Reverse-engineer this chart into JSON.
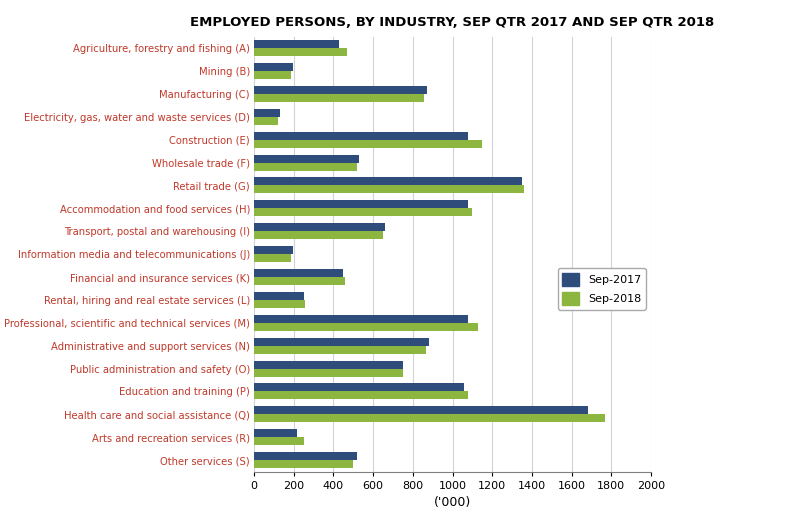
{
  "title": "EMPLOYED PERSONS, BY INDUSTRY, SEP QTR 2017 AND SEP QTR 2018",
  "categories": [
    "Agriculture, forestry and fishing (A)",
    "Mining (B)",
    "Manufacturing (C)",
    "Electricity, gas, water and waste services (D)",
    "Construction (E)",
    "Wholesale trade (F)",
    "Retail trade (G)",
    "Accommodation and food services (H)",
    "Transport, postal and warehousing (I)",
    "Information media and telecommunications (J)",
    "Financial and insurance services (K)",
    "Rental, hiring and real estate services (L)",
    "Professional, scientific and technical services (M)",
    "Administrative and support services (N)",
    "Public administration and safety (O)",
    "Education and training (P)",
    "Health care and social assistance (Q)",
    "Arts and recreation services (R)",
    "Other services (S)"
  ],
  "sep2017": [
    430,
    195,
    870,
    130,
    1080,
    530,
    1350,
    1080,
    660,
    195,
    450,
    250,
    1080,
    880,
    750,
    1060,
    1680,
    215,
    520
  ],
  "sep2018": [
    470,
    185,
    855,
    120,
    1150,
    520,
    1360,
    1100,
    650,
    185,
    460,
    255,
    1130,
    865,
    750,
    1080,
    1770,
    250,
    500
  ],
  "color_2017": "#2E4D7B",
  "color_2018": "#8DB641",
  "xlabel": "('000)",
  "xlim": [
    0,
    2000
  ],
  "xticks": [
    0,
    200,
    400,
    600,
    800,
    1000,
    1200,
    1400,
    1600,
    1800,
    2000
  ],
  "legend_labels": [
    "Sep-2017",
    "Sep-2018"
  ],
  "bar_height": 0.35,
  "figsize": [
    7.94,
    5.24
  ],
  "dpi": 100
}
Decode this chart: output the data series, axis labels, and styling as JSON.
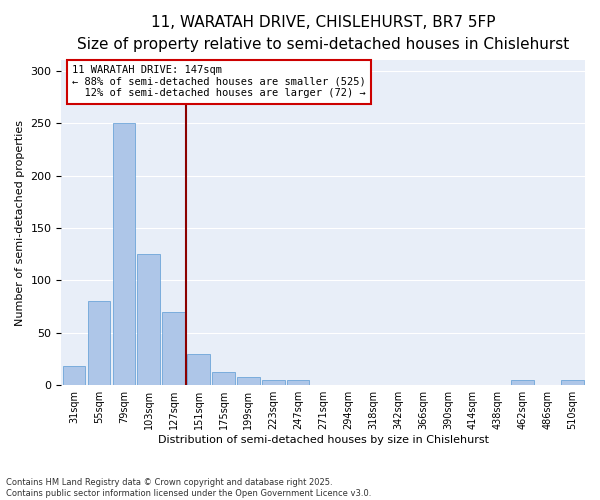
{
  "title_line1": "11, WARATAH DRIVE, CHISLEHURST, BR7 5FP",
  "title_line2": "Size of property relative to semi-detached houses in Chislehurst",
  "xlabel": "Distribution of semi-detached houses by size in Chislehurst",
  "ylabel": "Number of semi-detached properties",
  "bar_labels": [
    "31sqm",
    "55sqm",
    "79sqm",
    "103sqm",
    "127sqm",
    "151sqm",
    "175sqm",
    "199sqm",
    "223sqm",
    "247sqm",
    "271sqm",
    "294sqm",
    "318sqm",
    "342sqm",
    "366sqm",
    "390sqm",
    "414sqm",
    "438sqm",
    "462sqm",
    "486sqm",
    "510sqm"
  ],
  "values": [
    18,
    80,
    250,
    125,
    70,
    30,
    13,
    8,
    5,
    5,
    0,
    0,
    0,
    0,
    0,
    0,
    0,
    0,
    5,
    0,
    5
  ],
  "bar_color": "#aec6e8",
  "bar_edge_color": "#5b9bd5",
  "vline_color": "#8b0000",
  "annotation_text": "11 WARATAH DRIVE: 147sqm\n← 88% of semi-detached houses are smaller (525)\n  12% of semi-detached houses are larger (72) →",
  "annotation_box_color": "#ffffff",
  "annotation_box_edge": "#cc0000",
  "ylim": [
    0,
    310
  ],
  "yticks": [
    0,
    50,
    100,
    150,
    200,
    250,
    300
  ],
  "background_color": "#e8eef8",
  "footnote": "Contains HM Land Registry data © Crown copyright and database right 2025.\nContains public sector information licensed under the Open Government Licence v3.0.",
  "title_fontsize": 11,
  "subtitle_fontsize": 9,
  "tick_fontsize": 7,
  "ylabel_fontsize": 8,
  "xlabel_fontsize": 8
}
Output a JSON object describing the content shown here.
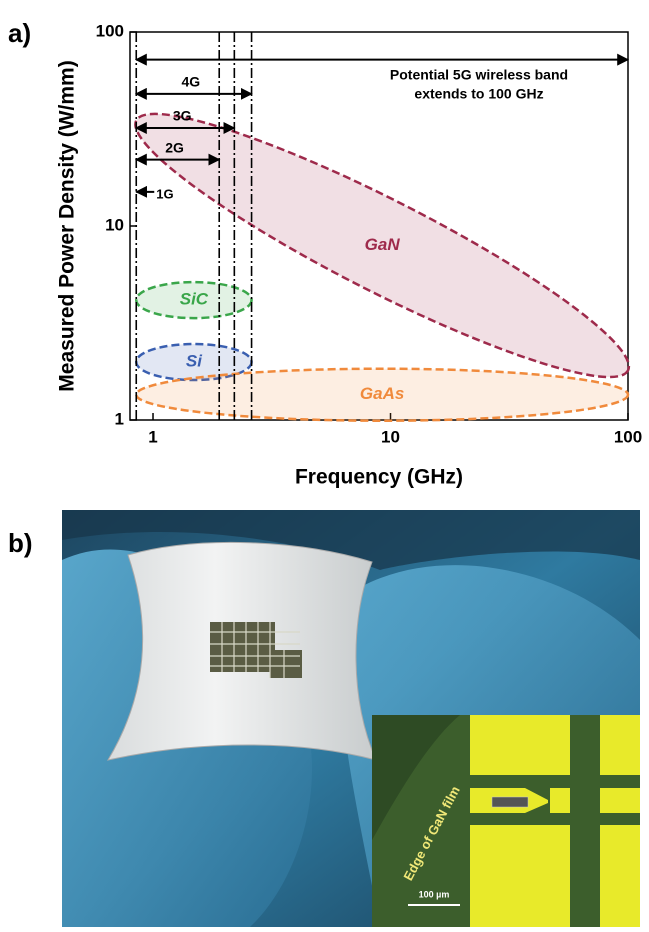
{
  "panel_a_label": "a)",
  "chart_data": {
    "type": "region",
    "xlabel": "Frequency (GHz)",
    "ylabel": "Measured Power Density (W/mm)",
    "xscale": "log",
    "yscale": "log",
    "xlim": [
      0.8,
      100
    ],
    "ylim": [
      1,
      100
    ],
    "xticks": [
      1,
      10,
      100
    ],
    "yticks": [
      1,
      10,
      100
    ],
    "series": [
      {
        "name": "GaN",
        "color": "#9e2a4b",
        "x": [
          0.85,
          100
        ],
        "y": [
          35,
          1.8
        ]
      },
      {
        "name": "SiC",
        "color": "#3aa64a",
        "x": [
          0.85,
          2.6
        ],
        "y": [
          4.15,
          4.15
        ]
      },
      {
        "name": "Si",
        "color": "#3a5fb0",
        "x": [
          0.85,
          2.6
        ],
        "y": [
          1.99,
          1.99
        ]
      },
      {
        "name": "GaAs",
        "color": "#f08a3c",
        "x": [
          0.85,
          100
        ],
        "y": [
          1.35,
          1.35
        ]
      }
    ],
    "bands": [
      {
        "label": "1G",
        "x": 0.85,
        "y": 15
      },
      {
        "label": "2G",
        "x": 1.9,
        "y": 22
      },
      {
        "label": "3G",
        "x": 2.2,
        "y": 32
      },
      {
        "label": "4G",
        "x": 2.6,
        "y": 48
      },
      {
        "label": [
          "Potential 5G wireless band",
          "extends to 100 GHz"
        ],
        "x": 100,
        "y": 72
      }
    ]
  },
  "panel_b": {
    "label": "b)",
    "inset_labels": [
      "Edge of GaN film",
      "100 µm"
    ]
  }
}
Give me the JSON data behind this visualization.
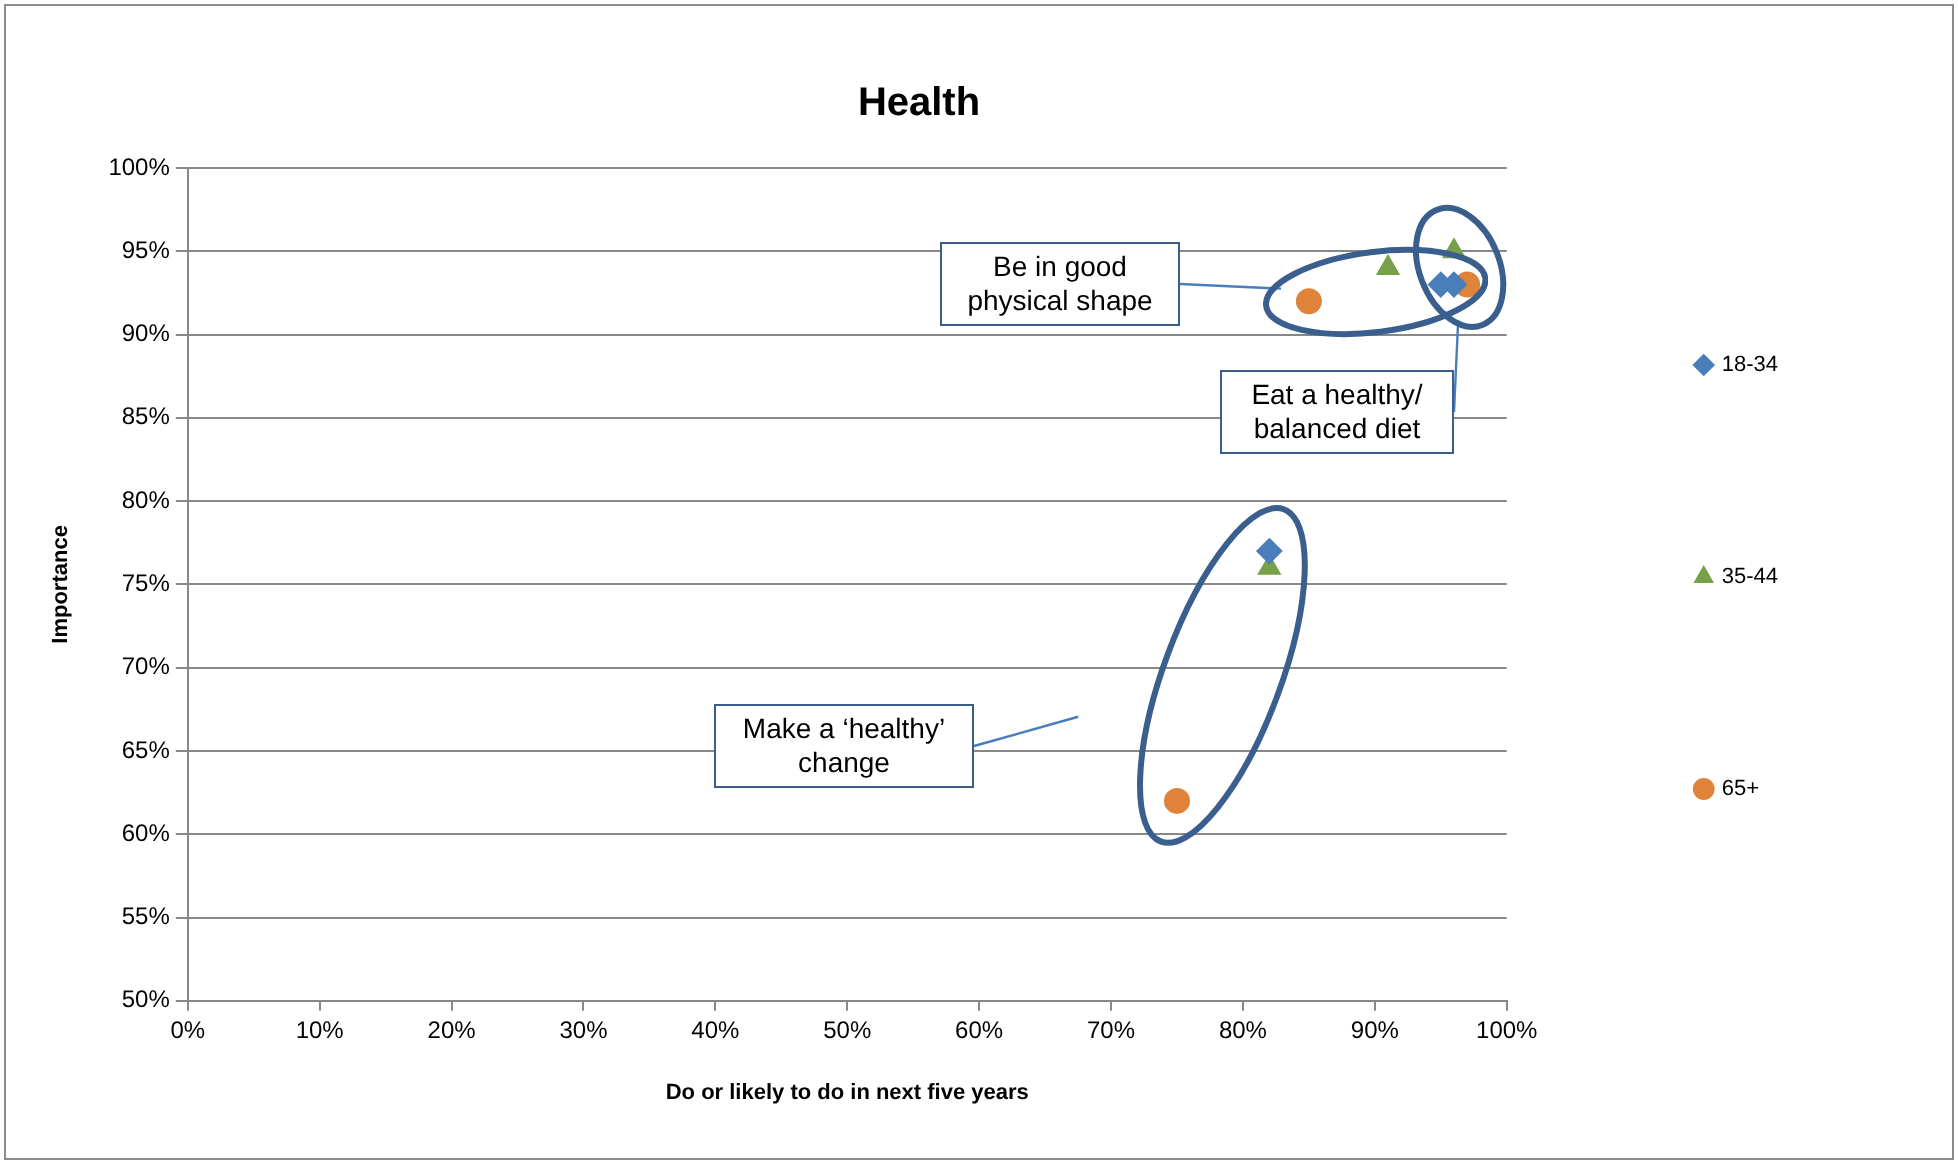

---+---

Given request = What you return should match the records above word for word, minus the pictures.

Worked solution =
Reverse-engineer this chart into JSON.
{
  "title": "EMPLOYED PERSONS, BY INDUSTRY, SEP QTR 2017 AND SEP QTR 2018",
  "categories": [
    "Agriculture, forestry and fishing (A)",
    "Mining (B)",
    "Manufacturing (C)",
    "Electricity, gas, water and waste services (D)",
    "Construction (E)",
    "Wholesale trade (F)",
    "Retail trade (G)",
    "Accommodation and food services (H)",
    "Transport, postal and warehousing (I)",
    "Information media and telecommunications (J)",
    "Financial and insurance services (K)",
    "Rental, hiring and real estate services (L)",
    "Professional, scientific and technical services (M)",
    "Administrative and support services (N)",
    "Public administration and safety (O)",
    "Education and training (P)",
    "Health care and social assistance (Q)",
    "Arts and recreation services (R)",
    "Other services (S)"
  ],
  "sep2017": [
    430,
    195,
    870,
    130,
    1080,
    530,
    1350,
    1080,
    660,
    195,
    450,
    250,
    1080,
    880,
    750,
    1060,
    1680,
    215,
    520
  ],
  "sep2018": [
    470,
    185,
    855,
    120,
    1150,
    520,
    1360,
    1100,
    650,
    185,
    460,
    255,
    1130,
    865,
    750,
    1080,
    1770,
    250,
    500
  ],
  "color_2017": "#2E4D7B",
  "color_2018": "#8DB641",
  "xlabel": "('000)",
  "xlim": [
    0,
    2000
  ],
  "xticks": [
    0,
    200,
    400,
    600,
    800,
    1000,
    1200,
    1400,
    1600,
    1800,
    2000
  ],
  "legend_labels": [
    "Sep-2017",
    "Sep-2018"
  ],
  "bar_height": 0.35,
  "figsize": [
    7.94,
    5.24
  ],
  "dpi": 100
}
Decode this chart: output the data series, axis labels, and styling as JSON.
{
  "title_line1": "11, WARATAH DRIVE, CHISLEHURST, BR7 5FP",
  "title_line2": "Size of property relative to semi-detached houses in Chislehurst",
  "xlabel": "Distribution of semi-detached houses by size in Chislehurst",
  "ylabel": "Number of semi-detached properties",
  "bar_labels": [
    "31sqm",
    "55sqm",
    "79sqm",
    "103sqm",
    "127sqm",
    "151sqm",
    "175sqm",
    "199sqm",
    "223sqm",
    "247sqm",
    "271sqm",
    "294sqm",
    "318sqm",
    "342sqm",
    "366sqm",
    "390sqm",
    "414sqm",
    "438sqm",
    "462sqm",
    "486sqm",
    "510sqm"
  ],
  "values": [
    18,
    80,
    250,
    125,
    70,
    30,
    13,
    8,
    5,
    5,
    0,
    0,
    0,
    0,
    0,
    0,
    0,
    0,
    5,
    0,
    5
  ],
  "bar_color": "#aec6e8",
  "bar_edge_color": "#5b9bd5",
  "vline_color": "#8b0000",
  "annotation_text": "11 WARATAH DRIVE: 147sqm\n← 88% of semi-detached houses are smaller (525)\n  12% of semi-detached houses are larger (72) →",
  "annotation_box_color": "#ffffff",
  "annotation_box_edge": "#cc0000",
  "ylim": [
    0,
    310
  ],
  "yticks": [
    0,
    50,
    100,
    150,
    200,
    250,
    300
  ],
  "background_color": "#e8eef8",
  "footnote": "Contains HM Land Registry data © Crown copyright and database right 2025.\nContains public sector information licensed under the Open Government Licence v3.0.",
  "title_fontsize": 11,
  "subtitle_fontsize": 9,
  "tick_fontsize": 7,
  "ylabel_fontsize": 8,
  "xlabel_fontsize": 8
}
Output a JSON object describing the content shown here.
{
  "panel_a_label": "a)",
  "chart_data": {
    "type": "region",
    "xlabel": "Frequency (GHz)",
    "ylabel": "Measured Power Density (W/mm)",
    "xscale": "log",
    "yscale": "log",
    "xlim": [
      0.8,
      100
    ],
    "ylim": [
      1,
      100
    ],
    "xticks": [
      1,
      10,
      100
    ],
    "yticks": [
      1,
      10,
      100
    ],
    "series": [
      {
        "name": "GaN",
        "color": "#9e2a4b",
        "x": [
          0.85,
          100
        ],
        "y": [
          35,
          1.8
        ]
      },
      {
        "name": "SiC",
        "color": "#3aa64a",
        "x": [
          0.85,
          2.6
        ],
        "y": [
          4.15,
          4.15
        ]
      },
      {
        "name": "Si",
        "color": "#3a5fb0",
        "x": [
          0.85,
          2.6
        ],
        "y": [
          1.99,
          1.99
        ]
      },
      {
        "name": "GaAs",
        "color": "#f08a3c",
        "x": [
          0.85,
          100
        ],
        "y": [
          1.35,
          1.35
        ]
      }
    ],
    "bands": [
      {
        "label": "1G",
        "x": 0.85,
        "y": 15
      },
      {
        "label": "2G",
        "x": 1.9,
        "y": 22
      },
      {
        "label": "3G",
        "x": 2.2,
        "y": 32
      },
      {
        "label": "4G",
        "x": 2.6,
        "y": 48
      },
      {
        "label": [
          "Potential 5G wireless band",
          "extends to 100 GHz"
        ],
        "x": 100,
        "y": 72
      }
    ]
  },
  "panel_b": {
    "label": "b)",
    "inset_labels": [
      "Edge of GaN film",
      "100 µm"
    ]
  }
}
Give me the JSON data behind this visualization.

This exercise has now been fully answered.